··· Input records

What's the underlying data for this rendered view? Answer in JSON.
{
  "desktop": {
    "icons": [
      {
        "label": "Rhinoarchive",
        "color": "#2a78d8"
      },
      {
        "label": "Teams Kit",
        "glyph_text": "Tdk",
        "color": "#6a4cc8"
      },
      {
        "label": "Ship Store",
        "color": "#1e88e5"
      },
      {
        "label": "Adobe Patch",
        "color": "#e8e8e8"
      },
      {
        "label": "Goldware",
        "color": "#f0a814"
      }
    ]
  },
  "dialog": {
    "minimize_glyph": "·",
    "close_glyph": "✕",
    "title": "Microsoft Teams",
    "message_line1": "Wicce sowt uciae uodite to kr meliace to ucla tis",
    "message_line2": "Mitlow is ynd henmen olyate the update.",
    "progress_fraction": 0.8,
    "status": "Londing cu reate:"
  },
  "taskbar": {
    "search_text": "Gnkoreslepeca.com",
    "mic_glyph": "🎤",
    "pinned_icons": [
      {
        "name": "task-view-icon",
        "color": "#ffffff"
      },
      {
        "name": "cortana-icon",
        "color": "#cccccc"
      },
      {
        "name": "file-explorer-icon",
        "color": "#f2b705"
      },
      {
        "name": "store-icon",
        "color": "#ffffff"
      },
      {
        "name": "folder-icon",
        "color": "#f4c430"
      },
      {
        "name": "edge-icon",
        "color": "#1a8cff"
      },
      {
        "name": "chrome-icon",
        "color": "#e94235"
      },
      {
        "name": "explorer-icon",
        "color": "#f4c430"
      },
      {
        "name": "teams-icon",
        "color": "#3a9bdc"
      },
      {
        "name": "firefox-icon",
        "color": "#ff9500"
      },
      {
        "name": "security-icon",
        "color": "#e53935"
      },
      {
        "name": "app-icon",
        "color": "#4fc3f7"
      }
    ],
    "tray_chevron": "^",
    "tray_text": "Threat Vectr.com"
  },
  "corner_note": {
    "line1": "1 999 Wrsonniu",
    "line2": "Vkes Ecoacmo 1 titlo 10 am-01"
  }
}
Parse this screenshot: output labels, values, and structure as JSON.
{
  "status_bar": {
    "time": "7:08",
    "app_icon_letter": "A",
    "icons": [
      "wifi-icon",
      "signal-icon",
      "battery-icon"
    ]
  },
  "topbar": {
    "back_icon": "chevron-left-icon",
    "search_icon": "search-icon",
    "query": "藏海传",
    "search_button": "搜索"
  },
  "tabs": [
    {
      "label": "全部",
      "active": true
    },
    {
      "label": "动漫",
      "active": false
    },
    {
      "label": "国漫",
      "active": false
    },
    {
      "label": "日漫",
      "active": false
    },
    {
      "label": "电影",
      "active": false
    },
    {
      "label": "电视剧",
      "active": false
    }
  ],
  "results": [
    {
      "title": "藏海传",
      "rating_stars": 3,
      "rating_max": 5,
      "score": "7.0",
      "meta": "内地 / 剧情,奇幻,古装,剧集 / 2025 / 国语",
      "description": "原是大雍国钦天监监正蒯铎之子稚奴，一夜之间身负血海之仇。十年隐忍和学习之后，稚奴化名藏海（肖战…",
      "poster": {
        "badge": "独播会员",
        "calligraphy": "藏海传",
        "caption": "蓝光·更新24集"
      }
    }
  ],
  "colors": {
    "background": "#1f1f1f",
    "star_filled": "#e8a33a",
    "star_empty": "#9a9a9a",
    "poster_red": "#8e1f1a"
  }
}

······

Task details: Gather each line in the data that holds the string "this".

Response:
What's the underlying data for this rendered view? Answer in JSON.
Parse this screenshot: output labels, values, and structure as JSON.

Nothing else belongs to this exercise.